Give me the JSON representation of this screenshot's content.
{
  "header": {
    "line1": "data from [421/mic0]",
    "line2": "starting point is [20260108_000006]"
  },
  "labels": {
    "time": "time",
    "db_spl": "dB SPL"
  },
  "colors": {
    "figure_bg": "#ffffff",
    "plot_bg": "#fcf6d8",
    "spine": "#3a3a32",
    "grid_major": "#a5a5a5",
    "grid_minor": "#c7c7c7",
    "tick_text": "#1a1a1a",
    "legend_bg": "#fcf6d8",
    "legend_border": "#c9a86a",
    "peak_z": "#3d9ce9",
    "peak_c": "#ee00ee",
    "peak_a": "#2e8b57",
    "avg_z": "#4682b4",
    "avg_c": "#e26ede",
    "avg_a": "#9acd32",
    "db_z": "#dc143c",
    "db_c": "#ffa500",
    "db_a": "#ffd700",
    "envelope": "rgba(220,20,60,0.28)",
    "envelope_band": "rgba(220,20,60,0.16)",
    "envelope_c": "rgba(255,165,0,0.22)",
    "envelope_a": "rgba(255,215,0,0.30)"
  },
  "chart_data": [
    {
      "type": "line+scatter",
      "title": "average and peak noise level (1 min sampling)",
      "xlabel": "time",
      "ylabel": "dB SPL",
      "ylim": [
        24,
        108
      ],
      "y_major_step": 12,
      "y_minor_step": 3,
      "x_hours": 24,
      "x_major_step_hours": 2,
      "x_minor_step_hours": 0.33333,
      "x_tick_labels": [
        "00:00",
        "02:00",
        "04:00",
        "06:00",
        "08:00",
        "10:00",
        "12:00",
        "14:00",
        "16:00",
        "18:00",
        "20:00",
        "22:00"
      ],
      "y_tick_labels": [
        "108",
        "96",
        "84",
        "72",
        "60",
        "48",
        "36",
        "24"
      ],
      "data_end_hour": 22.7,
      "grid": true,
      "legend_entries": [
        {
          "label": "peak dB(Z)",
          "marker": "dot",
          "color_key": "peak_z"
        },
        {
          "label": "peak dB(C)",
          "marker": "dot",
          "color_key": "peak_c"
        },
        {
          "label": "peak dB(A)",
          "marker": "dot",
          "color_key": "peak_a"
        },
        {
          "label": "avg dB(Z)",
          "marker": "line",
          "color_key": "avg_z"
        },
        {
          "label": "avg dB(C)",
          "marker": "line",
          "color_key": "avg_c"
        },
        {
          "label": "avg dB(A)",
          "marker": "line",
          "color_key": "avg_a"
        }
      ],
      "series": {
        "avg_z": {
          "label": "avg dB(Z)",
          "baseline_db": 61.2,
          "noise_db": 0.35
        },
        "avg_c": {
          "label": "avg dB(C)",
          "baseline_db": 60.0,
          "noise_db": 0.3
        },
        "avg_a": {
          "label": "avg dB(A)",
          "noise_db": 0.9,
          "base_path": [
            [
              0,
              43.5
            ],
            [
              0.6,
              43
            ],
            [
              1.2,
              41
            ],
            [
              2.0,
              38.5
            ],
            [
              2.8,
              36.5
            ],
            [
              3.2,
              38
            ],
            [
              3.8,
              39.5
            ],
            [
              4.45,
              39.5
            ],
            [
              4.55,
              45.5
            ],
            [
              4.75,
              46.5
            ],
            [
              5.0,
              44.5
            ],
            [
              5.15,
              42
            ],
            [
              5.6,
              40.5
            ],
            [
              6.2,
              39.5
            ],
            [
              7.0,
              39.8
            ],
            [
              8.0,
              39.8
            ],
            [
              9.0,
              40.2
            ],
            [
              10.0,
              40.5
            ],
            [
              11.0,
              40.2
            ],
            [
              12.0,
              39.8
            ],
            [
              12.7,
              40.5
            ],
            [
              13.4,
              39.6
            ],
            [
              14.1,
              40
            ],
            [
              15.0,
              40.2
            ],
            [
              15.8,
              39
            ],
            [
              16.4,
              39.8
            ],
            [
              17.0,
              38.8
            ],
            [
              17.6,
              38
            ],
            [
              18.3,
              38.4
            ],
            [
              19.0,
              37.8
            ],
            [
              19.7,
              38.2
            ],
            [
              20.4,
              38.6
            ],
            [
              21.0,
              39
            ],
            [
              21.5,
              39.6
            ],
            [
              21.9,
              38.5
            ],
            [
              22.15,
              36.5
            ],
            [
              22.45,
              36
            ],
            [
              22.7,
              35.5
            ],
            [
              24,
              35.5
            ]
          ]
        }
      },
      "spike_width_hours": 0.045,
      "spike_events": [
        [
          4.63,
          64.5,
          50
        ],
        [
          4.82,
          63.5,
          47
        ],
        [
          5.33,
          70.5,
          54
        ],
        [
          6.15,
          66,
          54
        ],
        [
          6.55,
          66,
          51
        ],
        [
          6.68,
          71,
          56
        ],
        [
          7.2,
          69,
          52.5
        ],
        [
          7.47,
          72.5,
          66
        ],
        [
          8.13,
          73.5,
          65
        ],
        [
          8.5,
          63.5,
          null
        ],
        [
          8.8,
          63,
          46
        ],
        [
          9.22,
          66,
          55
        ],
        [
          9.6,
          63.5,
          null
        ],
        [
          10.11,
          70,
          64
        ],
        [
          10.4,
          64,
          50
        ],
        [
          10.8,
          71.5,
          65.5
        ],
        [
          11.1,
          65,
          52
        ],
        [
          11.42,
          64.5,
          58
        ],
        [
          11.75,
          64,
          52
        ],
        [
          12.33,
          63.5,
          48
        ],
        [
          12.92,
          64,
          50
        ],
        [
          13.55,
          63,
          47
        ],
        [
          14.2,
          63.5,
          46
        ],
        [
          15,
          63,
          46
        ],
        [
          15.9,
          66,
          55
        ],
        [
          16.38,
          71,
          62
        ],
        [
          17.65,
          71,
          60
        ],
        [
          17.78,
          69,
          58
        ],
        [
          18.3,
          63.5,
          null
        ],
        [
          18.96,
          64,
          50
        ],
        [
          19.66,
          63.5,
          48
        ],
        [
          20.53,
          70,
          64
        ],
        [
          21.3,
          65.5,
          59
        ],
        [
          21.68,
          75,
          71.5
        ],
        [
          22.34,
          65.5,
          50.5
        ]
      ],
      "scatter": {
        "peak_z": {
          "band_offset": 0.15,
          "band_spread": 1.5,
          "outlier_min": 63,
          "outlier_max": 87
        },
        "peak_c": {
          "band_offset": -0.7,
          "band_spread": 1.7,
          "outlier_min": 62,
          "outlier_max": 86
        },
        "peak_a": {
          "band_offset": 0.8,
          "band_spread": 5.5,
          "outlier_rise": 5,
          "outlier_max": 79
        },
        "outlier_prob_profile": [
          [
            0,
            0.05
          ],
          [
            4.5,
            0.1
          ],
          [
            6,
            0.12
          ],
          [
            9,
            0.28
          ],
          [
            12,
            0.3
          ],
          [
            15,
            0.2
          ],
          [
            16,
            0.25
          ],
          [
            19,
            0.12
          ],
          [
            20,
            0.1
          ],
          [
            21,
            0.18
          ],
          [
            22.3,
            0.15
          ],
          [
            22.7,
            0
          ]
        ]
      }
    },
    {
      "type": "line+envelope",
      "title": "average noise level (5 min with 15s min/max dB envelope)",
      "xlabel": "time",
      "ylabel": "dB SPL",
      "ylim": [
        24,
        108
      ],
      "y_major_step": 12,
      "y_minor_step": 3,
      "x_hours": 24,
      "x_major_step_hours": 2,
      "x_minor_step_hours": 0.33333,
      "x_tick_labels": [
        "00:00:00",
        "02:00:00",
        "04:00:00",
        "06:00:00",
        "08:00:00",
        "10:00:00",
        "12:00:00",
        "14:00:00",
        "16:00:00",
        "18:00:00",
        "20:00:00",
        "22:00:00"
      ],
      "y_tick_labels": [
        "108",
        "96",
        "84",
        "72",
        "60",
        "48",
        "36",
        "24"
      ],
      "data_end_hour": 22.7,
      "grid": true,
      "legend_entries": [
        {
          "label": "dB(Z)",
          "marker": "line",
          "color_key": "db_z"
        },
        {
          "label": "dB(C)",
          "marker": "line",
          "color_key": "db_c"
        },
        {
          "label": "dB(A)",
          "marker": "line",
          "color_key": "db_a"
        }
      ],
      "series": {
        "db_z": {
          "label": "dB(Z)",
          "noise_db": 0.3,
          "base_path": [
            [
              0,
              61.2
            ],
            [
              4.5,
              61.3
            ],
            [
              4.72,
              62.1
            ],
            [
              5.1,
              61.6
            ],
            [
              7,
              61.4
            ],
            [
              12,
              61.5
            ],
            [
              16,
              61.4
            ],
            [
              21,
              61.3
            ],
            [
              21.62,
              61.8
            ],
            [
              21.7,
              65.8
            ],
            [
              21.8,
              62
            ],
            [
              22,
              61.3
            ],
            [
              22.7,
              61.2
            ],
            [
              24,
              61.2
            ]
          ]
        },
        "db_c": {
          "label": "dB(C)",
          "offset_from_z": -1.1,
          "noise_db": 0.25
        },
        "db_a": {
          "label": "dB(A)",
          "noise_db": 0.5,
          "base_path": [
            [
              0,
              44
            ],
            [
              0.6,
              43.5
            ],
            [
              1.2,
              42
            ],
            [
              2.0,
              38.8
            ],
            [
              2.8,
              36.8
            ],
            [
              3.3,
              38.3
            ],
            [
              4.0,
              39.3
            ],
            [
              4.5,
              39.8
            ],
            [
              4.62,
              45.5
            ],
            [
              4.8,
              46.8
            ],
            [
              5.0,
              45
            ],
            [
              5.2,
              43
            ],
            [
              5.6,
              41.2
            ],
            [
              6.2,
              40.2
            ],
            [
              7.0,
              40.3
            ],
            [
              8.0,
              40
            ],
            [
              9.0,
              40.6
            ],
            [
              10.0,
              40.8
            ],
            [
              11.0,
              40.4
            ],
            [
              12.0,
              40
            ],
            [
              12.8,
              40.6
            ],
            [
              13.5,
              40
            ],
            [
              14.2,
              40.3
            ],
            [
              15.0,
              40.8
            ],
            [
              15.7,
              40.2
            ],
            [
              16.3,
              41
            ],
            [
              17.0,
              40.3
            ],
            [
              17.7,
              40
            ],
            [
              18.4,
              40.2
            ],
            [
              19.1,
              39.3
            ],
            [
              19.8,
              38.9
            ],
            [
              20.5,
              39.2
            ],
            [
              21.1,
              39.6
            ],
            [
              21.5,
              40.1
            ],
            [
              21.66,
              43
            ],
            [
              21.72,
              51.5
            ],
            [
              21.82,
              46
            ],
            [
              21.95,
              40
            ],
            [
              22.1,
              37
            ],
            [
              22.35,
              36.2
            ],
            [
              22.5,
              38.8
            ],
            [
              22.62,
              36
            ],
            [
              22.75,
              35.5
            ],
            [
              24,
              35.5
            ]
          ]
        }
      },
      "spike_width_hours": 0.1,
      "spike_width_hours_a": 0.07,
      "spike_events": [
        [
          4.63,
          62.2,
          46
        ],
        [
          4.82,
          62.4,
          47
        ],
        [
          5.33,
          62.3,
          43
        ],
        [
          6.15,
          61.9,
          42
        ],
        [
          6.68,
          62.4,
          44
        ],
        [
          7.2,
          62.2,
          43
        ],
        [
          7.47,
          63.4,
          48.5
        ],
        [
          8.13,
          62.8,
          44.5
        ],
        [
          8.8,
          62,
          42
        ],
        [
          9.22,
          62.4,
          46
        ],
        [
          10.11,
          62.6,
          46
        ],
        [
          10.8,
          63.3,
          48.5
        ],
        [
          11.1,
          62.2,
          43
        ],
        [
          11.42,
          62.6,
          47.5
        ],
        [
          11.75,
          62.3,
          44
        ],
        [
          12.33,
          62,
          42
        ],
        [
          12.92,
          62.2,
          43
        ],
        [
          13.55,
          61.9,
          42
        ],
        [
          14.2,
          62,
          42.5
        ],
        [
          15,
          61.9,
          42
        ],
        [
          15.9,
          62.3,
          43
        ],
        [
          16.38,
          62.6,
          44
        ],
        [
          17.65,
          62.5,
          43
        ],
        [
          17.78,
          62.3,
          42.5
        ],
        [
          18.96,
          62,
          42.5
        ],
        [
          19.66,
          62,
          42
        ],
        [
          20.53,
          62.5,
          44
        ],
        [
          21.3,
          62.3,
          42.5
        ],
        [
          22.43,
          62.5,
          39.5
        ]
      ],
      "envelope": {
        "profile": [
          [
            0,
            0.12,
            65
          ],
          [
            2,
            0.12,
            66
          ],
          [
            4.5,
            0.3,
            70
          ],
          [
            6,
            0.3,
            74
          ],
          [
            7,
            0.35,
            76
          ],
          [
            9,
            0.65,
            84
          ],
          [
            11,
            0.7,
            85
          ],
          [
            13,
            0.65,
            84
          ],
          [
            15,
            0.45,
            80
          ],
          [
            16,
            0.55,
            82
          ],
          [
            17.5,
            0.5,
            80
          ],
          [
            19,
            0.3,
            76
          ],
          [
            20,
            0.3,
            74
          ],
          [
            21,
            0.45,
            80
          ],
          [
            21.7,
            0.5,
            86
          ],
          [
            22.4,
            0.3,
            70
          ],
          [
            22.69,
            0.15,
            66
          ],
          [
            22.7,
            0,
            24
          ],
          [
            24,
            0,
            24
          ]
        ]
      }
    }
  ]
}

### Exercise task
Using the records above, select and copy every line that has the word "title".

### Worked answer
      "title": "average and peak noise level (1 min sampling)",
      "title": "average noise level (5 min with 15s min/max dB envelope)",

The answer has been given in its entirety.